What is asked>
In the Exode Trilogy notes, what label does the writer prefer to use on Reality Chain diagrams instead of "Grean Reality"?

Text segment>
____________
Grean is able to travel through time, so if Fengtol "makes a splash" because of the public nature of "her" demise, then such messiness can be cleaned up later. Or even "earlier", given Grean's time travel capability. One dramatic way to start the Exode Trilogy would be to have Fengtol's demise be a very public event. Imagine the fragments of Fengtol's positronic brain spread out before viewers on television.
Fanciful brain spillage from a dead robot.

Back when I began planning the Exode Trilogy, here is the first thing I wrote in my notebook about the start of Trysta and Ekcolir: "even with Fengtol prevented from providing Earth with sedronic technology and the resulting nuclear war averted, Grean looks into the future and sees that Earth is still facing a technological disaster."

As shown in the diagram above (source), the "Grean Reality" is part of a Reality Chain that comes into existence when Grean starts using time travel technology. Actually, because of name recognition issues, I prefer to label such Reality Chain diagrams with "Asimov Reality" rather than "Grean Reality".

Trapped by the dynamics of a strange attractor, even if we Earthlings avoid nuclear war, global warming and catastrophic sea level rise will eventually catch up with us.

I've never thought much about Grean as an individual. Grean is a Kac'hin hermaphrodite and I have to eventually decide just how un-human "her" appearance is. Kach is a Kac'hin female who was shaped during her embryonic development so as to have a normal human body plan.In contrast, Grean is noticeably not a normal human of 20th century Earth.

When the Huaoshy finally develop time travel technology, they need  a tool like Grean who can work efficiently with Trysta and use time travel to craft an acceptable future for Earth.
____________
Excerpted data>
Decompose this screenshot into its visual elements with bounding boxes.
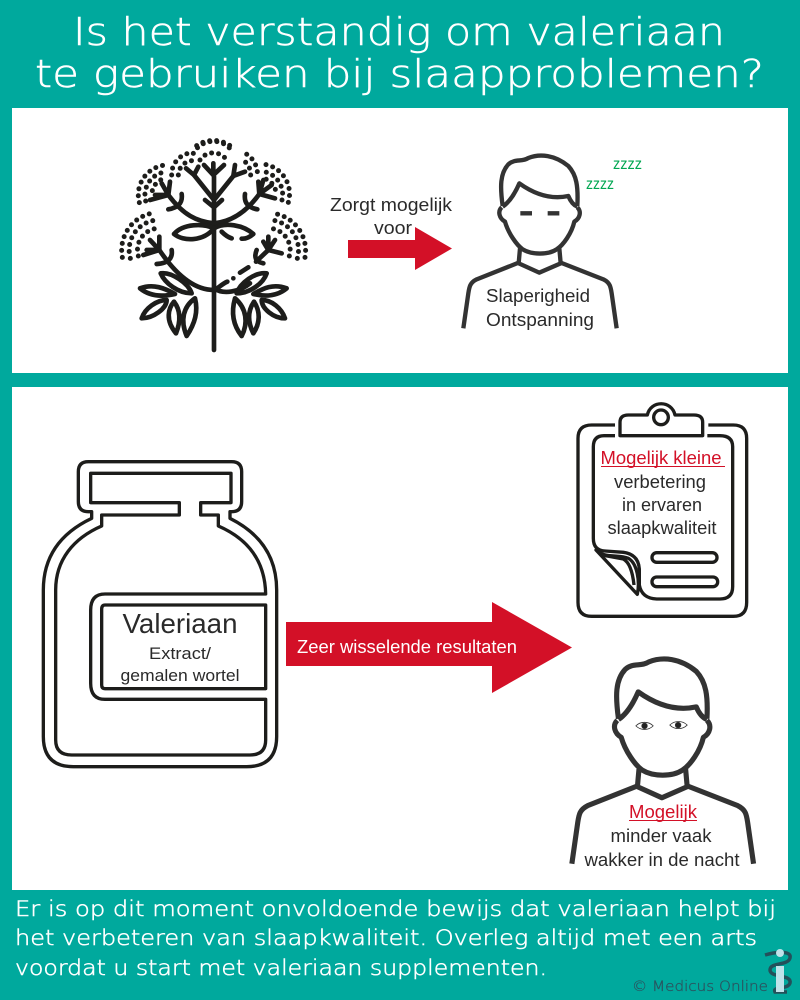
- jar label text: [120, 608, 240, 685]
- awake person text: [583, 802, 740, 870]
- clipboard text: slaapkwaliteit: [608, 518, 716, 538]
- text: zzzz: zzzz: [586, 176, 614, 193]
- eyes: [636, 722, 687, 729]
- icon: awake person: [572, 659, 754, 864]
- clipboard text: [600, 448, 725, 538]
- clipboard text: verbetering: [614, 472, 706, 492]
- awake person text: Mogelijk: [629, 802, 698, 822]
- clipboard text: Mogelijk kleine: [600, 448, 722, 468]
- awake person text: wakker in de nacht: [583, 850, 740, 870]
- icon: medicus logo: [765, 949, 790, 992]
- text: effects in person: [486, 286, 594, 330]
- text: zzzz: zzzz: [613, 156, 642, 173]
- arrow label: zorgt mogelijk voor: voor: [374, 218, 412, 238]
- title: Is het verstandig om valeriaan: [73, 10, 725, 54]
- icon: valerian plant: [122, 140, 306, 350]
- text: conclusion: voordat u start met valeriaan supplementen.: [15, 956, 547, 980]
- icon: clipboard: [578, 404, 747, 616]
- text: conclusion: het verbeteren van slaapkwaliteit. Overleg altijd met een arts: [15, 926, 757, 950]
- text: conclusion: Er is op dit moment onvoldoende bewijs dat valeriaan helpt bij: [15, 897, 776, 921]
- arrow label: zorgt mogelijk voor: Zorgt mogelijk: [330, 195, 453, 215]
- text: zzzz: [586, 156, 642, 193]
- icon: supplement jar: [43, 462, 277, 767]
- credit: medicus online: © Medicus Online: [632, 979, 768, 995]
- panel: bottom results panel: [12, 387, 788, 890]
- plant blossom dots: [122, 140, 306, 258]
- arrow: large red with text: Zeer wisselende resultaten: [297, 637, 517, 657]
- text: effects in person: Slaperigheid: [486, 286, 590, 306]
- text: effects in person: Ontspanning: [486, 310, 594, 330]
- arrow: small red: [348, 227, 452, 270]
- clipboard text: in ervaren: [622, 495, 702, 515]
- arrow: large red with text: [286, 602, 572, 693]
- panel: top effect panel: [12, 108, 788, 373]
- text: conclusion: [15, 897, 776, 980]
- jar label text: Extract/: [149, 644, 211, 663]
- jar label text: gemalen wortel: [120, 666, 240, 685]
- title: te gebruiken bij slaapproblemen?: [35, 52, 764, 96]
- title: [35, 10, 764, 96]
- awake person text: minder vaak: [610, 826, 713, 846]
- jar label text: Valeriaan: [122, 608, 238, 639]
- arrow label: zorgt mogelijk voor: [330, 195, 453, 238]
- icon: sleeping person: [463, 156, 617, 328]
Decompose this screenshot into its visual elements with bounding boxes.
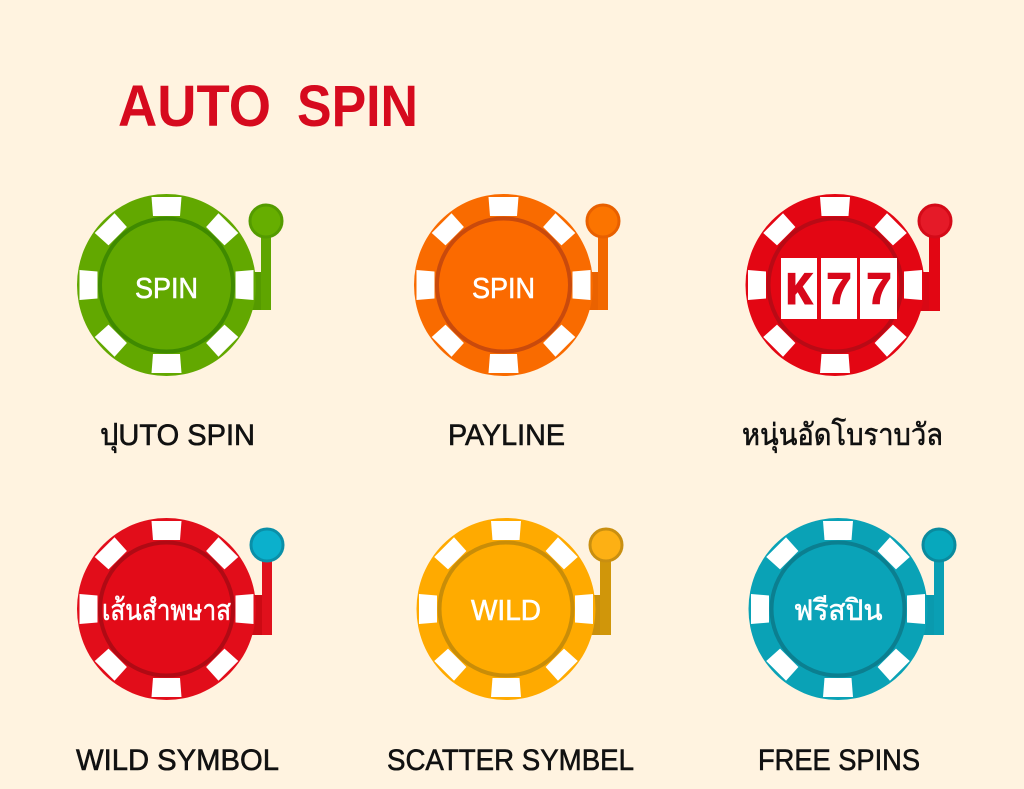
title: AUTO [118, 74, 271, 139]
icon: amber chip [416, 518, 596, 700]
reels [781, 258, 897, 319]
reels: 7 [865, 266, 893, 318]
panel: slot machine [742, 194, 951, 454]
icon: green chip: SPIN [135, 273, 198, 305]
label: auto spin: ปุUTO SPIN [100, 419, 255, 454]
label: wild symbol: WILD SYMBOL [76, 744, 279, 777]
label: free spins: FREE SPINS [758, 744, 920, 777]
panel: wild symbol [76, 518, 283, 777]
label: scatter symbol: SCATTER SYMBEL [387, 744, 634, 777]
icon: green slot lever [250, 205, 282, 310]
icon: teal chip [748, 518, 928, 700]
icon: red chip with reels [746, 194, 924, 376]
icon: green chip [77, 194, 256, 376]
panel: scatter symbol [387, 518, 634, 777]
panel: payline [414, 194, 619, 452]
icon: red chip: เส้นสำพษาส [102, 595, 231, 627]
icon: amber chip: WILD [471, 595, 541, 627]
reels: K [785, 266, 813, 318]
icon: red slot lever [919, 205, 951, 311]
panel: auto spin [77, 194, 282, 454]
icon: red chip [77, 518, 256, 700]
reels: 7 [825, 266, 853, 318]
label: payline: PAYLINE [448, 419, 565, 452]
icon: teal chip: ฟรีสปิน [794, 595, 883, 627]
title: SPIN [297, 74, 418, 139]
icon: teal slot lever [922, 529, 955, 635]
icon: orange chip [414, 194, 593, 376]
icon: orange slot lever [587, 205, 619, 310]
icon: red slot lever with blue knob [250, 529, 283, 635]
panel: free spins [748, 518, 955, 777]
icon: amber slot lever [590, 529, 622, 635]
label: slot machine thai: หนุ่นอัดโบราบวัล [742, 417, 943, 454]
icon: orange chip: SPIN [472, 273, 535, 305]
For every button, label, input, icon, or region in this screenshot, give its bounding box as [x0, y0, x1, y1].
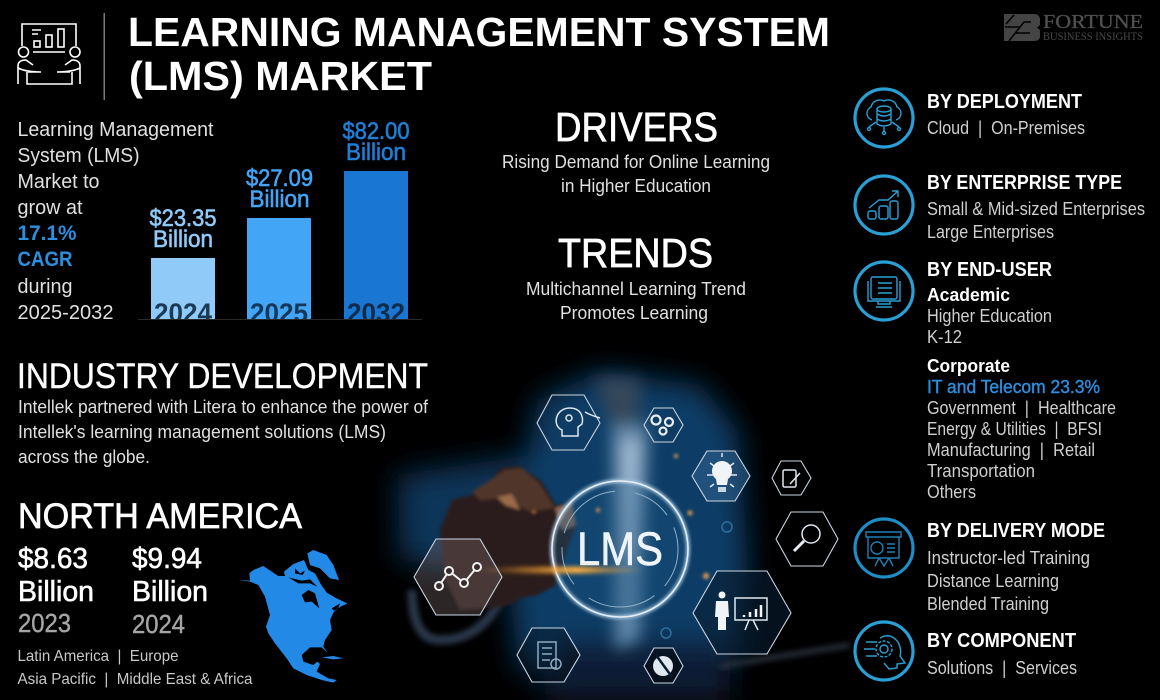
hexagon: checklist — [517, 628, 580, 682]
market growth text: Market to — [18, 171, 100, 193]
bar labels: 2025 — [250, 298, 308, 328]
bar labels: 2032 — [347, 298, 405, 328]
icon: presentation board — [855, 519, 913, 577]
hexagon: line chart — [414, 539, 502, 615]
value 2024: Billion — [132, 576, 208, 608]
icon: head with gear — [855, 622, 913, 680]
segment: by end-user: Transportation — [927, 461, 1035, 481]
value 2024: Billion — [153, 226, 213, 253]
bar 2024 — [151, 258, 215, 319]
segment: by end-user: BY END-USER — [927, 259, 1053, 281]
divider — [104, 13, 105, 100]
segment: by deployment: BY DEPLOYMENT — [927, 91, 1082, 113]
logo: Fortune Business Insights: FORTUNE — [1043, 12, 1143, 33]
segment: by delivery mode: Blended Training — [927, 594, 1049, 614]
value 2023 — [18, 543, 94, 638]
north america — [18, 497, 303, 688]
hexagon: magnifier — [776, 512, 838, 566]
drivers: in Higher Education — [561, 176, 711, 196]
segment: by end-user: K-12 — [927, 327, 962, 347]
region heading: NORTH AMERICA — [18, 497, 303, 536]
market growth text: during — [18, 276, 72, 298]
industry development: Intellek's learning management solutions (LMS) — [18, 422, 386, 442]
hand — [440, 466, 576, 610]
suit — [398, 372, 748, 700]
hexagon: light bulb — [692, 451, 750, 501]
targets — [661, 522, 732, 638]
segment: by end-user: Corporate — [927, 356, 1010, 376]
value 2032: $82.00 — [342, 118, 410, 145]
icon: cloud database — [855, 89, 913, 147]
logo: Fortune Business Insights — [1004, 12, 1143, 43]
segment: by end-user: Manufacturing | Retail — [927, 440, 1095, 460]
title — [128, 9, 830, 99]
segment: by end-user: Academic — [927, 285, 1010, 305]
segment: by enterprise type: BY ENTERPRISE TYPE — [927, 172, 1122, 194]
bar labels — [155, 303, 404, 319]
value 2023: Billion — [18, 576, 94, 608]
segment: by delivery mode: BY DELIVERY MODE — [927, 520, 1105, 542]
interface circle — [552, 481, 688, 617]
market growth text — [18, 119, 214, 324]
photo: businessman touching LMS interface — [398, 372, 850, 700]
interface circle: LMS — [577, 522, 663, 575]
axis line — [138, 319, 422, 320]
market growth text: Learning Management — [18, 119, 214, 141]
market growth text: 2025-2032 — [18, 302, 114, 324]
bar labels: 2024 — [154, 298, 212, 328]
market growth text: grow at — [18, 197, 83, 219]
trends — [526, 230, 746, 323]
value 2023: 2023 — [18, 608, 71, 638]
glow dots — [532, 454, 709, 579]
value 2024: 2024 — [132, 609, 185, 639]
value 2025: Billion — [250, 186, 310, 213]
icon: growth coins — [855, 176, 913, 234]
title: LEARNING MANAGEMENT SYSTEM — [128, 9, 830, 55]
segment: by deployment — [855, 89, 1085, 147]
market growth text: CAGR — [18, 248, 72, 271]
bar chart — [138, 118, 422, 328]
trends: Multichannel Learning Trend — [526, 279, 746, 299]
segment: by enterprise type: Large Enterprises — [927, 222, 1054, 242]
industry development — [17, 357, 429, 467]
trends: Promotes Learning — [560, 303, 708, 323]
bar 2032 — [344, 171, 408, 319]
value 2032 — [342, 118, 410, 166]
value 2024 — [150, 205, 216, 253]
industry development: Intellek partnered with Litera to enhance the power of — [18, 397, 429, 417]
market growth text: System (LMS) — [18, 145, 140, 167]
industry development: across the globe. — [18, 447, 150, 467]
icon: computer with list — [855, 262, 913, 320]
value 2025: $27.09 — [246, 165, 313, 192]
value 2025 — [246, 165, 313, 213]
segment: by enterprise type: Small & Mid-sized Enterprises — [927, 199, 1145, 219]
segment: by end-user: Government | Healthcare — [927, 398, 1116, 418]
value 2032: Billion — [346, 139, 406, 166]
other regions: Asia Pacific | Middle East & Africa — [18, 671, 253, 688]
value 2024: $23.35 — [150, 205, 216, 232]
value 2024: $9.94 — [132, 543, 202, 575]
hexagon: tablet — [772, 461, 811, 495]
value 2024 — [132, 543, 208, 639]
segment: by enterprise type — [855, 172, 1145, 242]
light streak — [475, 566, 645, 574]
segment: by end-user — [855, 259, 1116, 502]
hexagon: gears — [644, 408, 683, 442]
market growth text: 17.1% — [18, 222, 77, 245]
segment: by end-user: Others — [927, 482, 976, 502]
title: (LMS) MARKET — [129, 53, 432, 99]
segment: by delivery mode: Instructor-led Training — [927, 548, 1090, 568]
icon: meeting around a screen — [18, 24, 80, 84]
drivers: Rising Demand for Online Learning — [502, 152, 770, 172]
logo: Fortune Business Insights: BUSINESS INSIGHTS — [1043, 31, 1143, 43]
bar 2025 — [247, 218, 311, 319]
segment: by end-user: Energy & Utilities | BFSI — [927, 419, 1102, 439]
other regions — [18, 648, 253, 688]
hudson bay and arctic gaps — [288, 568, 340, 611]
sleeve cuff — [412, 590, 500, 640]
tie and shirt — [595, 378, 648, 650]
segment: by component — [855, 622, 1077, 680]
segment: by delivery mode — [855, 519, 1105, 614]
trends: TRENDS — [558, 230, 713, 276]
other regions: Latin America | Europe — [18, 648, 179, 665]
segment: by end-user: Higher Education — [927, 306, 1052, 326]
hexagon: brain — [537, 395, 600, 450]
hexagon: presenter with chart — [693, 571, 791, 654]
drivers: DRIVERS — [555, 104, 718, 150]
desk edge — [720, 645, 850, 666]
segment: by component: BY COMPONENT — [927, 630, 1076, 652]
map: north america — [238, 550, 347, 683]
segment: by delivery mode: Distance Learning — [927, 571, 1059, 591]
value 2023: $8.63 — [18, 543, 88, 575]
hexagon: pie chart — [644, 648, 683, 683]
drivers — [502, 104, 770, 196]
segment: by component: Solutions | Services — [927, 658, 1077, 678]
industry development: INDUSTRY DEVELOPMENT — [17, 357, 428, 396]
segment: by end-user: IT and Telecom 23.3% — [927, 377, 1100, 397]
segment: by deployment: Cloud | On-Premises — [927, 118, 1085, 138]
____________
Task answer>
"Asimov Reality"